* **Task to carry out**:
Copy, in full, each line of the material that holds the word "lemon".

* **Given data**:
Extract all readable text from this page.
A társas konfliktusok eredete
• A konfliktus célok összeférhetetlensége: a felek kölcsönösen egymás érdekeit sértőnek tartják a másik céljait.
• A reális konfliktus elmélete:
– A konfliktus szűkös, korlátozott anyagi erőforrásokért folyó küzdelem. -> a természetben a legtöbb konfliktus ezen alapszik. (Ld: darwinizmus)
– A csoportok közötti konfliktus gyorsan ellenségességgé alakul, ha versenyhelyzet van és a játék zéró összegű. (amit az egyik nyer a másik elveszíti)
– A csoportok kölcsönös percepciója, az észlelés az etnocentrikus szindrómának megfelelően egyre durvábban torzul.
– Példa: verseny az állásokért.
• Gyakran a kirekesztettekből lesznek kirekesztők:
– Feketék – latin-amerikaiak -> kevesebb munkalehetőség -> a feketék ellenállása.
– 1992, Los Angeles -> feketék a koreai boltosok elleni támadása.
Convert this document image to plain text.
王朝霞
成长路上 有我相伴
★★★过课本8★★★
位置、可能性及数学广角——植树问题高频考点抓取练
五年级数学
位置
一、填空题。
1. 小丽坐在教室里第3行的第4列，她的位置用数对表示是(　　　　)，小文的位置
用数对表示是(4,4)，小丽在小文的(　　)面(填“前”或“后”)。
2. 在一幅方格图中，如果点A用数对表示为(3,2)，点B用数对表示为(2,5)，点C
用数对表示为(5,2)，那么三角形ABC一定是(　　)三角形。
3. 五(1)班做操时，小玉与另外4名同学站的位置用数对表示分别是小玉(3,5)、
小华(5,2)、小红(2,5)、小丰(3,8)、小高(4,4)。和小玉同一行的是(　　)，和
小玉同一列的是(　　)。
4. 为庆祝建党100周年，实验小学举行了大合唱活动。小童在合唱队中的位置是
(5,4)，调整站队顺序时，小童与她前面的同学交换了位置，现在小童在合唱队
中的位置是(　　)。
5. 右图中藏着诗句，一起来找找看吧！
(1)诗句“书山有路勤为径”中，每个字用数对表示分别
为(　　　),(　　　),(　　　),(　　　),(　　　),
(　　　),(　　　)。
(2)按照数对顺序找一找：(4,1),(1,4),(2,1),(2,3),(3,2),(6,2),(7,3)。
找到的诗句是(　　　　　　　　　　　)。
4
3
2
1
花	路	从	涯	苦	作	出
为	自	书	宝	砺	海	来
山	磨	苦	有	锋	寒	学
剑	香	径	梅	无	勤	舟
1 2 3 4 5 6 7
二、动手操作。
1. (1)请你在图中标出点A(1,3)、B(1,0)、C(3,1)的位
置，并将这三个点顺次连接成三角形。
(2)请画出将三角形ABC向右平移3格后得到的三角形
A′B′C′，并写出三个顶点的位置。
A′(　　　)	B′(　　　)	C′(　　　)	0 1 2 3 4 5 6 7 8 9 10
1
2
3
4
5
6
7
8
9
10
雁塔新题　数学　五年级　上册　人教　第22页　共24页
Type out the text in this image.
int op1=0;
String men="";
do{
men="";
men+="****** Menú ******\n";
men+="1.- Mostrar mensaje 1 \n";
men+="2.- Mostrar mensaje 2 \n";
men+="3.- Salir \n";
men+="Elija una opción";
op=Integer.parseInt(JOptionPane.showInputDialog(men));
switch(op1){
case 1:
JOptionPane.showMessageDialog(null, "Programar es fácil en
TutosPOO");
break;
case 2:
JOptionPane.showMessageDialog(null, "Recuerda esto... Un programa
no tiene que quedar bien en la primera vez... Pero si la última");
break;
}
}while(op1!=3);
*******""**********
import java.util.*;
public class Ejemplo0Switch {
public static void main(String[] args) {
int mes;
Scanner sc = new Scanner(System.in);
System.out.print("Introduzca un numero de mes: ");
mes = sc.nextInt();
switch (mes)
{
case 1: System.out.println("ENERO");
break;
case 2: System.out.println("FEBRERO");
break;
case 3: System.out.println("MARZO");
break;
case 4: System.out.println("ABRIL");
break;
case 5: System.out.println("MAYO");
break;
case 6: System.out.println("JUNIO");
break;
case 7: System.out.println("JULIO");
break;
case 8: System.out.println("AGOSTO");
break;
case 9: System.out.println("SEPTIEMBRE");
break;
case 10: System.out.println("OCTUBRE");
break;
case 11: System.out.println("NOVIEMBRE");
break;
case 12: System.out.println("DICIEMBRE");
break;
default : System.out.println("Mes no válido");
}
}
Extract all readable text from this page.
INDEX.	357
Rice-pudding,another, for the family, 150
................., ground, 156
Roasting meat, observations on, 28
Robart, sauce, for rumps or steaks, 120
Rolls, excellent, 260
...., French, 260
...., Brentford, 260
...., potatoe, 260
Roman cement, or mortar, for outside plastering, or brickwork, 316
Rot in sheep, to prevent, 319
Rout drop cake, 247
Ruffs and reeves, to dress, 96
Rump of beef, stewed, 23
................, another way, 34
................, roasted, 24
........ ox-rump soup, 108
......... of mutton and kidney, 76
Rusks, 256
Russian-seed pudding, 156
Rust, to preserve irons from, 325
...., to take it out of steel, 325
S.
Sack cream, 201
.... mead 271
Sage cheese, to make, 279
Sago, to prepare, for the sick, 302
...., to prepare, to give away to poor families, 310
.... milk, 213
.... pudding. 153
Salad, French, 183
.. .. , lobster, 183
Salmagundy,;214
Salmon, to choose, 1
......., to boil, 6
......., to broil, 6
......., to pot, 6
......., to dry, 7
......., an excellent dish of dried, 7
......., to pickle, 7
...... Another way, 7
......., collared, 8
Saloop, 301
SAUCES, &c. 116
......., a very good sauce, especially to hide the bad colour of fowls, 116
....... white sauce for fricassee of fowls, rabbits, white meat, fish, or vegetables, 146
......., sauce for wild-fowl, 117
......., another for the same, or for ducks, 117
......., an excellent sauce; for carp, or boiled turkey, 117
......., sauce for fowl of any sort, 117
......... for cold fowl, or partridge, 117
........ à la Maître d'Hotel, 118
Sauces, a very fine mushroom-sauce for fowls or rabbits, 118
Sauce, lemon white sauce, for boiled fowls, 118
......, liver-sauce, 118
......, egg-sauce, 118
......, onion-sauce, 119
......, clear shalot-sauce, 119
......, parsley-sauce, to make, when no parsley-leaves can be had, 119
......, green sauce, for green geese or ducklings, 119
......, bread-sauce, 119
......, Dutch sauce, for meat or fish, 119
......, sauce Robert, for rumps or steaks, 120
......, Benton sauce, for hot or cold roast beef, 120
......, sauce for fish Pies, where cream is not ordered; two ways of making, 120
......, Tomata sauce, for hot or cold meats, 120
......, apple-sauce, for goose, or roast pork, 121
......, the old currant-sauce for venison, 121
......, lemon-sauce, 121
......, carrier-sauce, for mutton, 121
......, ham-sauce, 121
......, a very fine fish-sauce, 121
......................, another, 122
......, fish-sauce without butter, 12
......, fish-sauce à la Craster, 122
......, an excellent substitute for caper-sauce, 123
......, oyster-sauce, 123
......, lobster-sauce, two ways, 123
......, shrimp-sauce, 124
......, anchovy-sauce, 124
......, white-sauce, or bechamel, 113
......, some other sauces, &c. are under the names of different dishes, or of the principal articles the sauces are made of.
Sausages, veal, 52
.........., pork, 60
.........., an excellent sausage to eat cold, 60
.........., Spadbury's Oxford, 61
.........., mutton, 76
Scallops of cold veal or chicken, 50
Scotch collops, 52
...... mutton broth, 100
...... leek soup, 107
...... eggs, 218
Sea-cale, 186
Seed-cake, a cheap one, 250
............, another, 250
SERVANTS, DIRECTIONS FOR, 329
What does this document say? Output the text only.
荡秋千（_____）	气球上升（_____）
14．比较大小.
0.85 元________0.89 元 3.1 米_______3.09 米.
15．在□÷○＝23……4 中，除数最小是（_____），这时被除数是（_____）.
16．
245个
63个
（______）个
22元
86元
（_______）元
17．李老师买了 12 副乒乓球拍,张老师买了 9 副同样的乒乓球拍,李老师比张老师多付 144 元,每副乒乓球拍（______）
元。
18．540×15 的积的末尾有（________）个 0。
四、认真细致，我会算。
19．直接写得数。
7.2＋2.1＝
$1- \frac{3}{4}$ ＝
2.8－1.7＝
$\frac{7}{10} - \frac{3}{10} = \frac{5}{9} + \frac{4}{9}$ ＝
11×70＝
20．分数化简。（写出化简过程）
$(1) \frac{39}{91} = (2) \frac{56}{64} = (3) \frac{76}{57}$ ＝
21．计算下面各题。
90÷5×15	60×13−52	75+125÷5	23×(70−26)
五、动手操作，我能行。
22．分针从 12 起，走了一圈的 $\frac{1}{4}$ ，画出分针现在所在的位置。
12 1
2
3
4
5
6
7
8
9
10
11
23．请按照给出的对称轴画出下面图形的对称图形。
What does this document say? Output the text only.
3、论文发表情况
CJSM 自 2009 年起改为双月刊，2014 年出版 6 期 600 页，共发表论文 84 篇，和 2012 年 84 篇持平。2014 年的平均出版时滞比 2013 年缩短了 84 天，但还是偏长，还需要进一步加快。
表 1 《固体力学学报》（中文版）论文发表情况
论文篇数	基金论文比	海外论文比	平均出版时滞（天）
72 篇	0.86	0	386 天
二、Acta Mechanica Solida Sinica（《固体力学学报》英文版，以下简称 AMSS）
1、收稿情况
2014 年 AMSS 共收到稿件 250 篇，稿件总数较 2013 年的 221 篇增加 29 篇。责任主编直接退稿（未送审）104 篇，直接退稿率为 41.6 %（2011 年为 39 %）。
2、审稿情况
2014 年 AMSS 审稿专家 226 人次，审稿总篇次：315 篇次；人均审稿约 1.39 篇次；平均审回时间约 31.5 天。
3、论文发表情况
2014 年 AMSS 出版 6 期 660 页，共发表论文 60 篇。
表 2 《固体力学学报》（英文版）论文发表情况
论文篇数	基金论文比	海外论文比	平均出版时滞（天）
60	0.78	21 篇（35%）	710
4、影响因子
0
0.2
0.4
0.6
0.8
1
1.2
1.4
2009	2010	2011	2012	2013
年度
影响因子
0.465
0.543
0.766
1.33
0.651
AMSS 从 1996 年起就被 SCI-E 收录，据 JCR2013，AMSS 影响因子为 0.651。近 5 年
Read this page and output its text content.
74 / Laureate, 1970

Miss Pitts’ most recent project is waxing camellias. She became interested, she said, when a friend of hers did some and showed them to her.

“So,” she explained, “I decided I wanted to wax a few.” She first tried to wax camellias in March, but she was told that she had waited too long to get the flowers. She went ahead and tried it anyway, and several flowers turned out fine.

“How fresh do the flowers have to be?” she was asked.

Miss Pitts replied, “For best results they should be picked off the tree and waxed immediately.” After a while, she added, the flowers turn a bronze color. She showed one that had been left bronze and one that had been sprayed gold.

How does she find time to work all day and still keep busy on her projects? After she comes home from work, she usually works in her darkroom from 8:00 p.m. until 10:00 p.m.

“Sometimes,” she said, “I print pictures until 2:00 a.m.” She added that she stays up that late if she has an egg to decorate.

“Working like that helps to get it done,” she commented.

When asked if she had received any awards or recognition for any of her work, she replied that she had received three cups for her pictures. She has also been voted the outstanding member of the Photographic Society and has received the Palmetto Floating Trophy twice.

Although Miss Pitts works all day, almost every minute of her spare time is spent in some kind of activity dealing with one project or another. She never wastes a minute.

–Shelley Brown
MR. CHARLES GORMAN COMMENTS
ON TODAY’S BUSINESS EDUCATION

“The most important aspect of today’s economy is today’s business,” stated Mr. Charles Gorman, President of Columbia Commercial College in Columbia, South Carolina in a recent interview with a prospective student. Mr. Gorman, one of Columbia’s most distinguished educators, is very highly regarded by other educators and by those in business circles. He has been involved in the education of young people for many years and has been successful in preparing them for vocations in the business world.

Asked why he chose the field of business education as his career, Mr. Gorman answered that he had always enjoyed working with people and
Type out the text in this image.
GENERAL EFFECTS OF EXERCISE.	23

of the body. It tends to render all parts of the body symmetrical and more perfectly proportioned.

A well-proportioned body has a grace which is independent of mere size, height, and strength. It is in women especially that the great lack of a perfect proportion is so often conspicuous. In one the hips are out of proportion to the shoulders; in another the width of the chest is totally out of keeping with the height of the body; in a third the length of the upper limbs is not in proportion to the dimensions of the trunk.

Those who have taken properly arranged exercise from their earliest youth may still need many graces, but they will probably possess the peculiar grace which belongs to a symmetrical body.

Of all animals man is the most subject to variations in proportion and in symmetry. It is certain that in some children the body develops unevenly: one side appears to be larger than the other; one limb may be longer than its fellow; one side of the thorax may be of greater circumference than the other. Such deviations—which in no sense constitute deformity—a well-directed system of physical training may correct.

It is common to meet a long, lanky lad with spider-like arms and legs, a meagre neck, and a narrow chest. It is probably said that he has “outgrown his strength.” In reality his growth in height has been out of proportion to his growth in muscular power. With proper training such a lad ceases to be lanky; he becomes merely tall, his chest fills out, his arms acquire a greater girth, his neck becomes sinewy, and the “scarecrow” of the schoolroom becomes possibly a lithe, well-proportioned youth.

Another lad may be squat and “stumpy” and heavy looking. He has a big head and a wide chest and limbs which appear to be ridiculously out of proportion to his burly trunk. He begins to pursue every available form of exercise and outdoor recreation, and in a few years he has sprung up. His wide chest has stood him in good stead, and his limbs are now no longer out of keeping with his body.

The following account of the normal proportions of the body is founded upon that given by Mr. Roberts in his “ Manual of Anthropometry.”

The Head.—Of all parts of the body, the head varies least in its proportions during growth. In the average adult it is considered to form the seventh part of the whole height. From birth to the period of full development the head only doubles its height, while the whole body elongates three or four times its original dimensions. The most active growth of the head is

* **Finished exercise**:
Sauce, lemon white sauce, for boiled fowls, 118
......, lemon-sauce, 121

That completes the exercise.